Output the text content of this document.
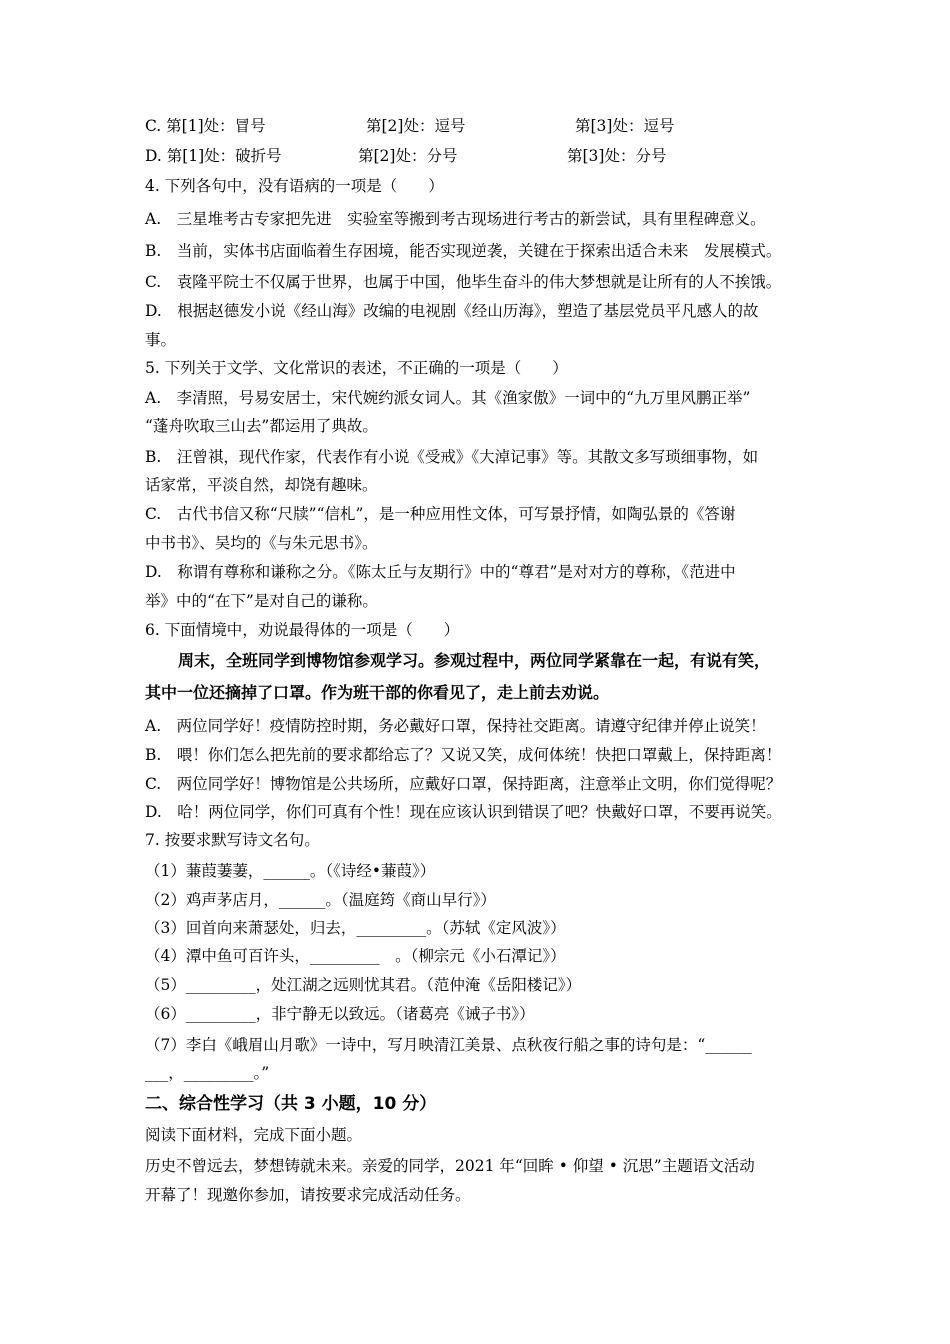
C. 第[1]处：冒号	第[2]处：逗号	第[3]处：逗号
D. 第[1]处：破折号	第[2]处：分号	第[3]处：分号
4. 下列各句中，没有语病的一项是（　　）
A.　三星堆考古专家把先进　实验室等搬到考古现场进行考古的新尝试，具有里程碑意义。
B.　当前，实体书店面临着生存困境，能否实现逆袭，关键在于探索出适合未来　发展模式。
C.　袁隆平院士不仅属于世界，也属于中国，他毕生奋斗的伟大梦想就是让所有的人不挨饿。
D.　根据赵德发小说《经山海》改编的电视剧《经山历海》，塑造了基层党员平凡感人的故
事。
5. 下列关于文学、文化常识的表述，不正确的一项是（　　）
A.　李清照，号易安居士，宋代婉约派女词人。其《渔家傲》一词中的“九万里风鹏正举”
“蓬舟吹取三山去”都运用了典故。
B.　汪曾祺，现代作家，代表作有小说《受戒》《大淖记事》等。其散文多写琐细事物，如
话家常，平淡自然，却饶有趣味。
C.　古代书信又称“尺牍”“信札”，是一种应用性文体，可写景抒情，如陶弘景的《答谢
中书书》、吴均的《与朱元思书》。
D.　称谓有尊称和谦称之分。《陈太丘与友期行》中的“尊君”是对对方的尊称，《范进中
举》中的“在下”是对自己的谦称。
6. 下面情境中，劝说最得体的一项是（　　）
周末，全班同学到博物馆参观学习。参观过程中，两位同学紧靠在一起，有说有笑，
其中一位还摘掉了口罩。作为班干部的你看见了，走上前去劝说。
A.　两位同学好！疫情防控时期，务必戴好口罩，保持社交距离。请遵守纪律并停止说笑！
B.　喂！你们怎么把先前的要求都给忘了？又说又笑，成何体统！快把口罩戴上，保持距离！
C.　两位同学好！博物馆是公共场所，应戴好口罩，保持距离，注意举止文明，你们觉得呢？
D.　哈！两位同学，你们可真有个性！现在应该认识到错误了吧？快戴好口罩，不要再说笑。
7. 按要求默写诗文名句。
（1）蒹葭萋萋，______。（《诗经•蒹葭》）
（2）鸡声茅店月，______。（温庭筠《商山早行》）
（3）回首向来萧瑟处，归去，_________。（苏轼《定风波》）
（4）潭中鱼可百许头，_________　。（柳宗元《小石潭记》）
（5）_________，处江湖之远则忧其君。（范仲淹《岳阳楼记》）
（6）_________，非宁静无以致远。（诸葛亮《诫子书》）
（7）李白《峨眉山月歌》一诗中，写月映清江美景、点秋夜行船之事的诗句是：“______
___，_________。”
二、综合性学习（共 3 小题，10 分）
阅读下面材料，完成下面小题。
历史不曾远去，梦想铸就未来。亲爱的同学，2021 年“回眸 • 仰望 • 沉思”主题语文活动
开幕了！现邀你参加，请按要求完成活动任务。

##########

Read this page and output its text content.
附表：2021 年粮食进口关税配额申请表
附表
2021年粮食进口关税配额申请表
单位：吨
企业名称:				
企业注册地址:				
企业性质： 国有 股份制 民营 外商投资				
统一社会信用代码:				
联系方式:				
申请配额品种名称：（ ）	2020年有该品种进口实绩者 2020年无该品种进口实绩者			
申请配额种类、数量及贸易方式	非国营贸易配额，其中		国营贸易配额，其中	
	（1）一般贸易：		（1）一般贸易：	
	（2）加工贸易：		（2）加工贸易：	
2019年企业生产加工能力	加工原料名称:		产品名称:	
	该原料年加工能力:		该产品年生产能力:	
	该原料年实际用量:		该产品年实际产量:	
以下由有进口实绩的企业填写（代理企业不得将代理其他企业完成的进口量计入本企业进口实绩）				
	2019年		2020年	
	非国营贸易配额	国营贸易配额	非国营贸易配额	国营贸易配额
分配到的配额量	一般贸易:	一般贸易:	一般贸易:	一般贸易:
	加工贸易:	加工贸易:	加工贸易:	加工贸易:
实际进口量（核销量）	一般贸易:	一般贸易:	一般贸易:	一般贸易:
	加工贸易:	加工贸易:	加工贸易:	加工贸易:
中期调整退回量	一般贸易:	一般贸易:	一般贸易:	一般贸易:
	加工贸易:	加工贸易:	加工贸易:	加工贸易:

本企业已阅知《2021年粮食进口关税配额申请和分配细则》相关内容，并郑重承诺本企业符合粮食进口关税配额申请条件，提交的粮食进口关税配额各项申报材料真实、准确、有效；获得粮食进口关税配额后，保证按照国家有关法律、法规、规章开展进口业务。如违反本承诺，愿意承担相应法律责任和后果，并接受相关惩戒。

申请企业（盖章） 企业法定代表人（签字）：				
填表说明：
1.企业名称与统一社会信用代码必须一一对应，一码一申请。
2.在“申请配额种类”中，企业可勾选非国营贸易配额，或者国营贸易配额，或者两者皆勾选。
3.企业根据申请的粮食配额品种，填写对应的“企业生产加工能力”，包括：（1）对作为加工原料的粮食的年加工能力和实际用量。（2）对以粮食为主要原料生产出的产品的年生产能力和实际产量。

##########

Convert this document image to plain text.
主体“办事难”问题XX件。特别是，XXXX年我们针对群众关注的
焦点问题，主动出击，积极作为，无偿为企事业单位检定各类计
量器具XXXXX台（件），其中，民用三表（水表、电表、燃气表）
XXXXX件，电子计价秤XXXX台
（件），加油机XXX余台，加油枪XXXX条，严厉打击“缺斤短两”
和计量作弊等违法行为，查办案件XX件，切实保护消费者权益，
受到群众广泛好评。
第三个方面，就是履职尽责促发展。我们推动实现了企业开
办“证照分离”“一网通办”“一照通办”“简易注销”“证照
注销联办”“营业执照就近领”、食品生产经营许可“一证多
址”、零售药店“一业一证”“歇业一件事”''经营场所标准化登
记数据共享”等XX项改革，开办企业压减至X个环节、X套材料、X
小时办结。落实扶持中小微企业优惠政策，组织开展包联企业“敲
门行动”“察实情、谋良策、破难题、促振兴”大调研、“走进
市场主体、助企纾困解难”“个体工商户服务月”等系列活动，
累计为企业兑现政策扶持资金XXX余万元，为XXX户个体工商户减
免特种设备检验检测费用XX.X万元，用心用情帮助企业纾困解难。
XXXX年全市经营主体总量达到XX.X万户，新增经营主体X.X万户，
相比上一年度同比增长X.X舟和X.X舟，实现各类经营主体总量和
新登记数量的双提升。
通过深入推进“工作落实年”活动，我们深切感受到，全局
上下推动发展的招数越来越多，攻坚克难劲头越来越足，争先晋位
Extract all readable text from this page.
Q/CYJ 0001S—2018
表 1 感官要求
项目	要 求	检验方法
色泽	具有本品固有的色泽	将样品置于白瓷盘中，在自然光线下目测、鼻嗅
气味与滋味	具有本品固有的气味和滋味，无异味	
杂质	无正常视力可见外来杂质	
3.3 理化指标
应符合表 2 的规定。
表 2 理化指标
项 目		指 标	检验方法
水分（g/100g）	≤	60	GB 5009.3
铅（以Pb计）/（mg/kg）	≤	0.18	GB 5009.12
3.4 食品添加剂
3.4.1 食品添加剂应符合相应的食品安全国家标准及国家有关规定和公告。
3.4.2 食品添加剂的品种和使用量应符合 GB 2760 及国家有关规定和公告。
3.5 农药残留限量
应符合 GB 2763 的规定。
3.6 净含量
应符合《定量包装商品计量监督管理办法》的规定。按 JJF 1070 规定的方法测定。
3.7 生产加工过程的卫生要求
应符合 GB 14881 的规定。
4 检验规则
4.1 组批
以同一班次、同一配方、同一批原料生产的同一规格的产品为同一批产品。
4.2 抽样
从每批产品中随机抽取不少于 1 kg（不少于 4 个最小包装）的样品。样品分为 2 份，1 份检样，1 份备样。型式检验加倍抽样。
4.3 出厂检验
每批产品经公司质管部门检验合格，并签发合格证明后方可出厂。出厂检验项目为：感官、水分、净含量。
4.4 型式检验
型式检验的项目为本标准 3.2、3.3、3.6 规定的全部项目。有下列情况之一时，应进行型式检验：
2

##########

◆ Instructions for the task:
Pull out every line of the records that includes the string "一般贸易".

◆ Final result:
	（1）一般贸易：		（1）一般贸易：	
分配到的配额量	一般贸易:	一般贸易:	一般贸易:	一般贸易:
实际进口量（核销量）	一般贸易:	一般贸易:	一般贸易:	一般贸易:
中期调整退回量	一般贸易:	一般贸易:	一般贸易:	一般贸易:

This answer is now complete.